>>>>

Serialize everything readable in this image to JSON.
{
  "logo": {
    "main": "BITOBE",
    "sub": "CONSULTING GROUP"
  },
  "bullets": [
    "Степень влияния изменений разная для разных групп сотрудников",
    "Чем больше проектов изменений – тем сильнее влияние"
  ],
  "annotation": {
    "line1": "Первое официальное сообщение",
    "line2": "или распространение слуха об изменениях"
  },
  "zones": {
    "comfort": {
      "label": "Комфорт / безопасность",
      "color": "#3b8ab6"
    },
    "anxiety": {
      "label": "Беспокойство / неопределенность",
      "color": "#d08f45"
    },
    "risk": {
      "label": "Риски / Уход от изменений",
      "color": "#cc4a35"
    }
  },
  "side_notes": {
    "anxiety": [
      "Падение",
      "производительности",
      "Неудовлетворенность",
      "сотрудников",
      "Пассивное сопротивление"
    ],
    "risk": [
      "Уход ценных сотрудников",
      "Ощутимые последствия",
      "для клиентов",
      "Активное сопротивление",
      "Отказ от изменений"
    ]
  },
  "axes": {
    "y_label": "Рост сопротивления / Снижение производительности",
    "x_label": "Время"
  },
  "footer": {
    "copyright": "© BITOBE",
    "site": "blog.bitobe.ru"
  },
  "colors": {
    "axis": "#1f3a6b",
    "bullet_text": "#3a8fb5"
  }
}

<<<<

Retype the material above, line by line, exactly.

== Task solution ==
Serialize everything readable in this image to JSON.
{
  "logo": {
    "main": "BITOBE",
    "sub": "CONSULTING GROUP"
  },
  "bullets": [
    "Степень влияния изменений разная для разных групп сотрудников",
    "Чем больше проектов изменений – тем сильнее влияние"
  ],
  "annotation": {
    "line1": "Первое официальное сообщение",
    "line2": "или распространение слуха об изменениях"
  },
  "zones": {
    "comfort": {
      "label": "Комфорт / безопасность",
      "color": "#3b8ab6"
    },
    "anxiety": {
      "label": "Беспокойство / неопределенность",
      "color": "#d08f45"
    },
    "risk": {
      "label": "Риски / Уход от изменений",
      "color": "#cc4a35"
    }
  },
  "side_notes": {
    "anxiety": [
      "Падение",
      "производительности",
      "Неудовлетворенность",
      "сотрудников",
      "Пассивное сопротивление"
    ],
    "risk": [
      "Уход ценных сотрудников",
      "Ощутимые последствия",
      "для клиентов",
      "Активное сопротивление",
      "Отказ от изменений"
    ]
  },
  "axes": {
    "y_label": "Рост сопротивления / Снижение производительности",
    "x_label": "Время"
  },
  "footer": {
    "copyright": "© BITOBE",
    "site": "blog.bitobe.ru"
  },
  "colors": {
    "axis": "#1f3a6b",
    "bullet_text": "#3a8fb5"
  }
}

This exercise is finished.